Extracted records
────

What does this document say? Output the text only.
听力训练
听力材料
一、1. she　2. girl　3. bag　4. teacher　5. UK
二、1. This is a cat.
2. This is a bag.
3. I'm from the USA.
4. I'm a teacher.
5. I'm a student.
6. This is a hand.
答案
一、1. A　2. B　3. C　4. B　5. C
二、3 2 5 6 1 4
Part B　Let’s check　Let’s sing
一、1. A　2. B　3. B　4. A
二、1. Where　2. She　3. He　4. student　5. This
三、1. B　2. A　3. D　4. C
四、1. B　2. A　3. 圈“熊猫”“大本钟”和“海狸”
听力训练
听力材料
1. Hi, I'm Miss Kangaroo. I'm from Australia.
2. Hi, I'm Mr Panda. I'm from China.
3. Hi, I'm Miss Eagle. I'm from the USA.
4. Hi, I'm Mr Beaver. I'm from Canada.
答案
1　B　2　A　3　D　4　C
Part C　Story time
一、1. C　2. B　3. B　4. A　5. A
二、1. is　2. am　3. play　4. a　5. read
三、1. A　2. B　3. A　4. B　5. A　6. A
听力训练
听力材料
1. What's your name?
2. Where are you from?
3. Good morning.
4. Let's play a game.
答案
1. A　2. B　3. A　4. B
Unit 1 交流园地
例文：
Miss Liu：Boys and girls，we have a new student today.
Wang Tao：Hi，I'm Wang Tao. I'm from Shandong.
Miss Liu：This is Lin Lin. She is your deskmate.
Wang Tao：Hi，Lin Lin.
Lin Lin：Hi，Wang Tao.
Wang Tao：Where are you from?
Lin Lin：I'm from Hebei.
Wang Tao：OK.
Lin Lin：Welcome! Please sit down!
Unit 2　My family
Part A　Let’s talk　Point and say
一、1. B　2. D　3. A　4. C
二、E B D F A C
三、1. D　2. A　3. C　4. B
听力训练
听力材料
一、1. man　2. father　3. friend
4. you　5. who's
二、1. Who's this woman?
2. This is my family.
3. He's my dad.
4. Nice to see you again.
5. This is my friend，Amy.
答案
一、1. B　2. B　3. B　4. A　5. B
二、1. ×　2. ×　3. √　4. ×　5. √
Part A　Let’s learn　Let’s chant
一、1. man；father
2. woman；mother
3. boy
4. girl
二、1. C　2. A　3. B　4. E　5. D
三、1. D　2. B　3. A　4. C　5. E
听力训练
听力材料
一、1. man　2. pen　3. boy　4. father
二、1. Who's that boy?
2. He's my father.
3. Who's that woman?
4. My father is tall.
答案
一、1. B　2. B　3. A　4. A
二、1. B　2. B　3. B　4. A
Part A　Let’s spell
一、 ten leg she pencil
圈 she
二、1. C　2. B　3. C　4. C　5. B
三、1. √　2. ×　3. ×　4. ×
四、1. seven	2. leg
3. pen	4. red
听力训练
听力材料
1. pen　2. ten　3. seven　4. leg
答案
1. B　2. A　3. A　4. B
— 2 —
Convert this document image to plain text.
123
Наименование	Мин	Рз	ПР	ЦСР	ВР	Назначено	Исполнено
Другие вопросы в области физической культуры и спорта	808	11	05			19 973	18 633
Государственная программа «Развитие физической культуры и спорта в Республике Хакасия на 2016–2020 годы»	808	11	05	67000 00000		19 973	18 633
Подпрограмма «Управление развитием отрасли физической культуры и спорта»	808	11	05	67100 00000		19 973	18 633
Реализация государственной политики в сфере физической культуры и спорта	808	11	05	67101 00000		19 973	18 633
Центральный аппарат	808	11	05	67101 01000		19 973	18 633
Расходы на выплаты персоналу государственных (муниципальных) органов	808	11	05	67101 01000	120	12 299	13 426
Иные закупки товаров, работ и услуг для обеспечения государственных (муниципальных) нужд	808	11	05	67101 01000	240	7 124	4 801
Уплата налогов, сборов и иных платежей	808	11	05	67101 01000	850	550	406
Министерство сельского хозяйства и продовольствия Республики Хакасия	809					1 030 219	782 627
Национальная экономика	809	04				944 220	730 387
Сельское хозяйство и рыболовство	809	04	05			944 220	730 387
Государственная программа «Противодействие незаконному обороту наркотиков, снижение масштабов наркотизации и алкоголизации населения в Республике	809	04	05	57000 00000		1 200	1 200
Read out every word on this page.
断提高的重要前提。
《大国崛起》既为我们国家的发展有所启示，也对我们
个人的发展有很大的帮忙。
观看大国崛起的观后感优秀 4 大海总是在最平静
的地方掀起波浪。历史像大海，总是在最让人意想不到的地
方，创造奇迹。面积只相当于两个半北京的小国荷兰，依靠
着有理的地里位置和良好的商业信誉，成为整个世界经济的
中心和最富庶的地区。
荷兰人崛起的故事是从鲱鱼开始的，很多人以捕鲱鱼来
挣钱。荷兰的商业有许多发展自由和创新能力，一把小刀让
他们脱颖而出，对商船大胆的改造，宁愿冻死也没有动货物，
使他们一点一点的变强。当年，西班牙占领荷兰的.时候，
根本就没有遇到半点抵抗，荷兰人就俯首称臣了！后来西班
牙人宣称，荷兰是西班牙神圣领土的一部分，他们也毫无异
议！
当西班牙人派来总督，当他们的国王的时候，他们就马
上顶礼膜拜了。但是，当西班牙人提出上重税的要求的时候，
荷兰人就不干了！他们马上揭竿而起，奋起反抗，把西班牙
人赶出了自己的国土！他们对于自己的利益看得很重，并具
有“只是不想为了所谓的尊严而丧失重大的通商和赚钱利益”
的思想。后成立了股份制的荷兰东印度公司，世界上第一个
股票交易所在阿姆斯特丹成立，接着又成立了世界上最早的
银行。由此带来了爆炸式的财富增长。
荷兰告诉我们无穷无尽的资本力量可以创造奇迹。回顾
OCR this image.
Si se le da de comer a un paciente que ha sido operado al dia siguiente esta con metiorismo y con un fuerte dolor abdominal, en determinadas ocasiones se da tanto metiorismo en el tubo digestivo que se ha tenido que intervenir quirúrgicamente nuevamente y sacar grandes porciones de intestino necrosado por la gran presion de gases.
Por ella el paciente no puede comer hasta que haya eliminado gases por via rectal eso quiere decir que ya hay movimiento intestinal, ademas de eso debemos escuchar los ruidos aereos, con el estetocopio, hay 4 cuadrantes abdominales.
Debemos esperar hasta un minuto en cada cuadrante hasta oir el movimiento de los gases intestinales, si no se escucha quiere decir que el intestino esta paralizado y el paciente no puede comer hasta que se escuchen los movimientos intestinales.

────

[WORK TO DO] Copy the material above back out, exactly as written.

[OUTPUT FOR THIS TASK]
What does this document say? Output the text only.
听力训练
听力材料
一、1. she　2. girl　3. bag　4. teacher　5. UK
二、1. This is a cat.
2. This is a bag.
3. I'm from the USA.
4. I'm a teacher.
5. I'm a student.
6. This is a hand.
答案
一、1. A　2. B　3. C　4. B　5. C
二、3 2 5 6 1 4
Part B　Let’s check　Let’s sing
一、1. A　2. B　3. B　4. A
二、1. Where　2. She　3. He　4. student　5. This
三、1. B　2. A　3. D　4. C
四、1. B　2. A　3. 圈“熊猫”“大本钟”和“海狸”
听力训练
听力材料
1. Hi, I'm Miss Kangaroo. I'm from Australia.
2. Hi, I'm Mr Panda. I'm from China.
3. Hi, I'm Miss Eagle. I'm from the USA.
4. Hi, I'm Mr Beaver. I'm from Canada.
答案
1　B　2　A　3　D　4　C
Part C　Story time
一、1. C　2. B　3. B　4. A　5. A
二、1. is　2. am　3. play　4. a　5. read
三、1. A　2. B　3. A　4. B　5. A　6. A
听力训练
听力材料
1. What's your name?
2. Where are you from?
3. Good morning.
4. Let's play a game.
答案
1. A　2. B　3. A　4. B
Unit 1 交流园地
例文：
Miss Liu：Boys and girls，we have a new student today.
Wang Tao：Hi，I'm Wang Tao. I'm from Shandong.
Miss Liu：This is Lin Lin. She is your deskmate.
Wang Tao：Hi，Lin Lin.
Lin Lin：Hi，Wang Tao.
Wang Tao：Where are you from?
Lin Lin：I'm from Hebei.
Wang Tao：OK.
Lin Lin：Welcome! Please sit down!
Unit 2　My family
Part A　Let’s talk　Point and say
一、1. B　2. D　3. A　4. C
二、E B D F A C
三、1. D　2. A　3. C　4. B
听力训练
听力材料
一、1. man　2. father　3. friend
4. you　5. who's
二、1. Who's this woman?
2. This is my family.
3. He's my dad.
4. Nice to see you again.
5. This is my friend，Amy.
答案
一、1. B　2. B　3. B　4. A　5. B
二、1. ×　2. ×　3. √　4. ×　5. √
Part A　Let’s learn　Let’s chant
一、1. man；father
2. woman；mother
3. boy
4. girl
二、1. C　2. A　3. B　4. E　5. D
三、1. D　2. B　3. A　4. C　5. E
听力训练
听力材料
一、1. man　2. pen　3. boy　4. father
二、1. Who's that boy?
2. He's my father.
3. Who's that woman?
4. My father is tall.
答案
一、1. B　2. B　3. A　4. A
二、1. B　2. B　3. B　4. A
Part A　Let’s spell
一、 ten leg she pencil
圈 she
二、1. C　2. B　3. C　4. C　5. B
三、1. √　2. ×　3. ×　4. ×
四、1. seven	2. leg
3. pen	4. red
听力训练
听力材料
1. pen　2. ten　3. seven　4. leg
答案
1. B　2. A　3. A　4. B
— 2 —
Convert this document image to plain text.
123
Наименование	Мин	Рз	ПР	ЦСР	ВР	Назначено	Исполнено
Другие вопросы в области физической культуры и спорта	808	11	05			19 973	18 633
Государственная программа «Развитие физической культуры и спорта в Республике Хакасия на 2016–2020 годы»	808	11	05	67000 00000		19 973	18 633
Подпрограмма «Управление развитием отрасли физической культуры и спорта»	808	11	05	67100 00000		19 973	18 633
Реализация государственной политики в сфере физической культуры и спорта	808	11	05	67101 00000		19 973	18 633
Центральный аппарат	808	11	05	67101 01000		19 973	18 633
Расходы на выплаты персоналу государственных (муниципальных) органов	808	11	05	67101 01000	120	12 299	13 426
Иные закупки товаров, работ и услуг для обеспечения государственных (муниципальных) нужд	808	11	05	67101 01000	240	7 124	4 801
Уплата налогов, сборов и иных платежей	808	11	05	67101 01000	850	550	406
Министерство сельского хозяйства и продовольствия Республики Хакасия	809					1 030 219	782 627
Национальная экономика	809	04				944 220	730 387
Сельское хозяйство и рыболовство	809	04	05			944 220	730 387
Государственная программа «Противодействие незаконному обороту наркотиков, снижение масштабов наркотизации и алкоголизации населения в Республике	809	04	05	57000 00000		1 200	1 200
Read out every word on this page.
断提高的重要前提。
《大国崛起》既为我们国家的发展有所启示，也对我们
个人的发展有很大的帮忙。
观看大国崛起的观后感优秀 4 大海总是在最平静
的地方掀起波浪。历史像大海，总是在最让人意想不到的地
方，创造奇迹。面积只相当于两个半北京的小国荷兰，依靠
着有理的地里位置和良好的商业信誉，成为整个世界经济的
中心和最富庶的地区。
荷兰人崛起的故事是从鲱鱼开始的，很多人以捕鲱鱼来
挣钱。荷兰的商业有许多发展自由和创新能力，一把小刀让
他们脱颖而出，对商船大胆的改造，宁愿冻死也没有动货物，
使他们一点一点的变强。当年，西班牙占领荷兰的.时候，
根本就没有遇到半点抵抗，荷兰人就俯首称臣了！后来西班
牙人宣称，荷兰是西班牙神圣领土的一部分，他们也毫无异
议！
当西班牙人派来总督，当他们的国王的时候，他们就马
上顶礼膜拜了。但是，当西班牙人提出上重税的要求的时候，
荷兰人就不干了！他们马上揭竿而起，奋起反抗，把西班牙
人赶出了自己的国土！他们对于自己的利益看得很重，并具
有“只是不想为了所谓的尊严而丧失重大的通商和赚钱利益”
的思想。后成立了股份制的荷兰东印度公司，世界上第一个
股票交易所在阿姆斯特丹成立，接着又成立了世界上最早的
银行。由此带来了爆炸式的财富增长。
荷兰告诉我们无穷无尽的资本力量可以创造奇迹。回顾
OCR this image.
Si se le da de comer a un paciente que ha sido operado al dia siguiente esta con metiorismo y con un fuerte dolor abdominal, en determinadas ocasiones se da tanto metiorismo en el tubo digestivo que se ha tenido que intervenir quirúrgicamente nuevamente y sacar grandes porciones de intestino necrosado por la gran presion de gases.
Por ella el paciente no puede comer hasta que haya eliminado gases por via rectal eso quiere decir que ya hay movimiento intestinal, ademas de eso debemos escuchar los ruidos aereos, con el estetocopio, hay 4 cuadrantes abdominales.
Debemos esperar hasta un minuto en cada cuadrante hasta oir el movimiento de los gases intestinales, si no se escucha quiere decir que el intestino esta paralizado y el paciente no puede comer hasta que se escuchen los movimientos intestinales.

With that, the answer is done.